__TASK DESCRIPTION__. Copy out every record below exactly as written, but leave out any pictures.

Dataset records:

::::

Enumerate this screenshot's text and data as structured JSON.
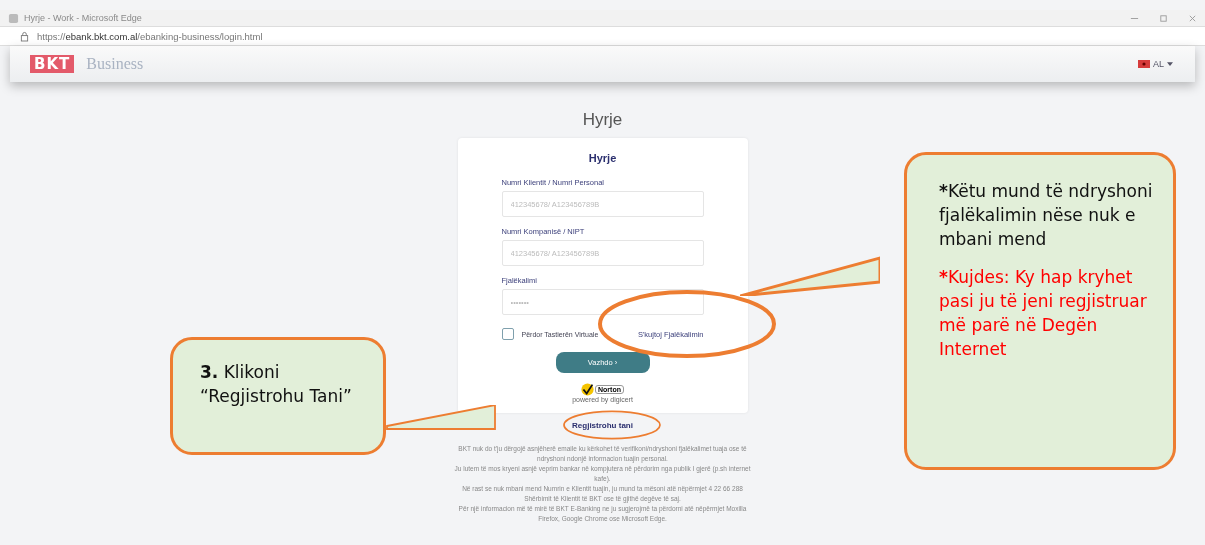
{
  "browser": {
    "title": "Hyrje - Work - Microsoft Edge",
    "url_host": "ebank.bkt.com.al",
    "url_prefix": "https://",
    "url_path": "/ebanking-business/login.html"
  },
  "header": {
    "logo": "BKT",
    "brand": "Business",
    "language": "AL"
  },
  "page_title": "Hyrje",
  "login_card": {
    "title": "Hyrje",
    "fields": [
      {
        "label": "Numri Klientit / Numri Personal",
        "placeholder": "412345678/ A123456789B"
      },
      {
        "label": "Numri Kompanisë / NIPT",
        "placeholder": "412345678/ A123456789B"
      },
      {
        "label": "Fjalëkalimi",
        "placeholder": "•••••••"
      }
    ],
    "virtual_keyboard": {
      "label": "Përdor Tastierën Virtuale",
      "checked": false
    },
    "forgot_link": "S'kujtoj Fjalëkalimin",
    "submit": "Vazhdo ›",
    "seal": {
      "name": "Norton",
      "powered": "powered by digicert"
    }
  },
  "register_link": "Regjistrohu tani",
  "disclaimer": [
    "BKT nuk do t'ju dërgojë asnjëherë emaile ku kërkohet të verifikoni/ndryshoni fjalëkalimet tuaja ose të ndryshoni ndonjë informacion tuajin personal.",
    "Ju lutem të mos kryeni asnjë veprim bankar në kompjutera në përdorim nga publik I gjerë (p.sh internet kafe).",
    "Në rast se nuk mbani mend Numrin e Klientit tuajin, ju mund ta mësoni atë nëpërmjet 4 22 66 288 Shërbimit të Klientit të BKT ose të gjithë degëve të saj.",
    "Për një informacion më të mirë të BKT E-Banking ne ju sugjerojmë ta përdorni atë nëpërmjet Moxilla Firefox, Google Chrome ose Microsoft Edge."
  ],
  "callouts": [
    {
      "paragraphs": [
        {
          "kind": "note",
          "mark": "3.",
          "text": " Klikoni “Regjistrohu Tani”"
        }
      ]
    },
    {
      "paragraphs": [
        {
          "kind": "note",
          "mark": "*",
          "text": "Këtu mund të ndryshoni fjalëkalimin nëse nuk e mbani mend"
        },
        {
          "kind": "warning",
          "mark": "*",
          "text": "Kujdes: Ky hap kryhet pasi ju të jeni regjistruar më parë në Degën Internet"
        }
      ]
    }
  ]
}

::::

__OUTPUT FOR THIS EXERCISE__.
Enumerate this screenshot's text and data as structured JSON.
{
  "browser": {
    "title": "Hyrje - Work - Microsoft Edge",
    "url_host": "ebank.bkt.com.al",
    "url_prefix": "https://",
    "url_path": "/ebanking-business/login.html"
  },
  "header": {
    "logo": "BKT",
    "brand": "Business",
    "language": "AL"
  },
  "page_title": "Hyrje",
  "login_card": {
    "title": "Hyrje",
    "fields": [
      {
        "label": "Numri Klientit / Numri Personal",
        "placeholder": "412345678/ A123456789B"
      },
      {
        "label": "Numri Kompanisë / NIPT",
        "placeholder": "412345678/ A123456789B"
      },
      {
        "label": "Fjalëkalimi",
        "placeholder": "•••••••"
      }
    ],
    "virtual_keyboard": {
      "label": "Përdor Tastierën Virtuale",
      "checked": false
    },
    "forgot_link": "S'kujtoj Fjalëkalimin",
    "submit": "Vazhdo ›",
    "seal": {
      "name": "Norton",
      "powered": "powered by digicert"
    }
  },
  "register_link": "Regjistrohu tani",
  "disclaimer": [
    "BKT nuk do t'ju dërgojë asnjëherë emaile ku kërkohet të verifikoni/ndryshoni fjalëkalimet tuaja ose të ndryshoni ndonjë informacion tuajin personal.",
    "Ju lutem të mos kryeni asnjë veprim bankar në kompjutera në përdorim nga publik I gjerë (p.sh internet kafe).",
    "Në rast se nuk mbani mend Numrin e Klientit tuajin, ju mund ta mësoni atë nëpërmjet 4 22 66 288 Shërbimit të Klientit të BKT ose të gjithë degëve të saj.",
    "Për një informacion më të mirë të BKT E-Banking ne ju sugjerojmë ta përdorni atë nëpërmjet Moxilla Firefox, Google Chrome ose Microsoft Edge."
  ],
  "callouts": [
    {
      "paragraphs": [
        {
          "kind": "note",
          "mark": "3.",
          "text": " Klikoni “Regjistrohu Tani”"
        }
      ]
    },
    {
      "paragraphs": [
        {
          "kind": "note",
          "mark": "*",
          "text": "Këtu mund të ndryshoni fjalëkalimin nëse nuk e mbani mend"
        },
        {
          "kind": "warning",
          "mark": "*",
          "text": "Kujdes: Ky hap kryhet pasi ju të jeni regjistruar më parë në Degën Internet"
        }
      ]
    }
  ]
}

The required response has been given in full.